* BEGIN *
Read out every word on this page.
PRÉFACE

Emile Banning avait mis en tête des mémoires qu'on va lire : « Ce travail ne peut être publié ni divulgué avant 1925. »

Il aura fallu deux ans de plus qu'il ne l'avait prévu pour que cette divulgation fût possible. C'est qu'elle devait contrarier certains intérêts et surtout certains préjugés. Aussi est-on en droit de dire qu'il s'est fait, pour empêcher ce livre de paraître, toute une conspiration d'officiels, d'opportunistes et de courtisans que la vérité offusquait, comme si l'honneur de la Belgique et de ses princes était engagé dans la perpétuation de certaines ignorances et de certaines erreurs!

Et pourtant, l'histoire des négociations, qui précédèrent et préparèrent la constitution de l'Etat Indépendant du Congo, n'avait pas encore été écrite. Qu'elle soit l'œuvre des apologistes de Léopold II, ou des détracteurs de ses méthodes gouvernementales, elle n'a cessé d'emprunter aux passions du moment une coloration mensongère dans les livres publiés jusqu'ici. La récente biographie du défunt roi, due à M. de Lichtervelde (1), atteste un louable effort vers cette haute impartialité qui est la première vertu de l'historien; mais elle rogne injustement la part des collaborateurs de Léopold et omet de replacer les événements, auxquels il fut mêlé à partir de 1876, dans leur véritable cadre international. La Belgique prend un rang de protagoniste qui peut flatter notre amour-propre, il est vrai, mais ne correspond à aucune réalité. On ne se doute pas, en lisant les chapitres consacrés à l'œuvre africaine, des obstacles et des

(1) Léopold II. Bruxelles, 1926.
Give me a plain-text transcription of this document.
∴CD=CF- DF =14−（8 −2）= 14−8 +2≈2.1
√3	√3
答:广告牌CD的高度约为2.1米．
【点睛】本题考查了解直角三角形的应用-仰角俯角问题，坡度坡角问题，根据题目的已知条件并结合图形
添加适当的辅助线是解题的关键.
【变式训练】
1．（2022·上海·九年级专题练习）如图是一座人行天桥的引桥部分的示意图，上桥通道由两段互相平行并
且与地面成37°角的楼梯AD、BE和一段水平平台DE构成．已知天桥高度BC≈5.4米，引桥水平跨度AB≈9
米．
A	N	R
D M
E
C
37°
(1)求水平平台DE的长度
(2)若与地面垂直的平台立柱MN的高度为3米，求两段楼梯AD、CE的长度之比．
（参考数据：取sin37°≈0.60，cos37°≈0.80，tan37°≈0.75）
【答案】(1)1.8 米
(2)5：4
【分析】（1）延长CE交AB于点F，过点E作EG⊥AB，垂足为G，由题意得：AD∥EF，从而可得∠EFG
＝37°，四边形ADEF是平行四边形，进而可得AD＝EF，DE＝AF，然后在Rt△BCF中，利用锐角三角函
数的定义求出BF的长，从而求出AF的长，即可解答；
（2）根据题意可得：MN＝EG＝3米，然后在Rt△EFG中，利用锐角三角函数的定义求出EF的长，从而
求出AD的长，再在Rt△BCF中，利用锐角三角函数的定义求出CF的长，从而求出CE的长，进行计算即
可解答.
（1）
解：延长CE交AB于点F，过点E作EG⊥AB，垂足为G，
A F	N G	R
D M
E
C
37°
* END *
From the listing above, reproduce all the lines exactly.

• ANSWER TO THIS PROBLEM:
Read out every word on this page.
PRÉFACE

Emile Banning avait mis en tête des mémoires qu'on va lire : « Ce travail ne peut être publié ni divulgué avant 1925. »

Il aura fallu deux ans de plus qu'il ne l'avait prévu pour que cette divulgation fût possible. C'est qu'elle devait contrarier certains intérêts et surtout certains préjugés. Aussi est-on en droit de dire qu'il s'est fait, pour empêcher ce livre de paraître, toute une conspiration d'officiels, d'opportunistes et de courtisans que la vérité offusquait, comme si l'honneur de la Belgique et de ses princes était engagé dans la perpétuation de certaines ignorances et de certaines erreurs!

Et pourtant, l'histoire des négociations, qui précédèrent et préparèrent la constitution de l'Etat Indépendant du Congo, n'avait pas encore été écrite. Qu'elle soit l'œuvre des apologistes de Léopold II, ou des détracteurs de ses méthodes gouvernementales, elle n'a cessé d'emprunter aux passions du moment une coloration mensongère dans les livres publiés jusqu'ici. La récente biographie du défunt roi, due à M. de Lichtervelde (1), atteste un louable effort vers cette haute impartialité qui est la première vertu de l'historien; mais elle rogne injustement la part des collaborateurs de Léopold et omet de replacer les événements, auxquels il fut mêlé à partir de 1876, dans leur véritable cadre international. La Belgique prend un rang de protagoniste qui peut flatter notre amour-propre, il est vrai, mais ne correspond à aucune réalité. On ne se doute pas, en lisant les chapitres consacrés à l'œuvre africaine, des obstacles et des

(1) Léopold II. Bruxelles, 1926.
Give me a plain-text transcription of this document.
∴CD=CF- DF =14−（8 −2）= 14−8 +2≈2.1
√3	√3
答:广告牌CD的高度约为2.1米．
【点睛】本题考查了解直角三角形的应用-仰角俯角问题，坡度坡角问题，根据题目的已知条件并结合图形
添加适当的辅助线是解题的关键.
【变式训练】
1．（2022·上海·九年级专题练习）如图是一座人行天桥的引桥部分的示意图，上桥通道由两段互相平行并
且与地面成37°角的楼梯AD、BE和一段水平平台DE构成．已知天桥高度BC≈5.4米，引桥水平跨度AB≈9
米．
A	N	R
D M
E
C
37°
(1)求水平平台DE的长度
(2)若与地面垂直的平台立柱MN的高度为3米，求两段楼梯AD、CE的长度之比．
（参考数据：取sin37°≈0.60，cos37°≈0.80，tan37°≈0.75）
【答案】(1)1.8 米
(2)5：4
【分析】（1）延长CE交AB于点F，过点E作EG⊥AB，垂足为G，由题意得：AD∥EF，从而可得∠EFG
＝37°，四边形ADEF是平行四边形，进而可得AD＝EF，DE＝AF，然后在Rt△BCF中，利用锐角三角函
数的定义求出BF的长，从而求出AF的长，即可解答；
（2）根据题意可得：MN＝EG＝3米，然后在Rt△EFG中，利用锐角三角函数的定义求出EF的长，从而
求出AD的长，再在Rt△BCF中，利用锐角三角函数的定义求出CF的长，从而求出CE的长，进行计算即
可解答.
（1）
解：延长CE交AB于点F，过点E作EG⊥AB，垂足为G，
A F	N G	R
D M
E
C
37°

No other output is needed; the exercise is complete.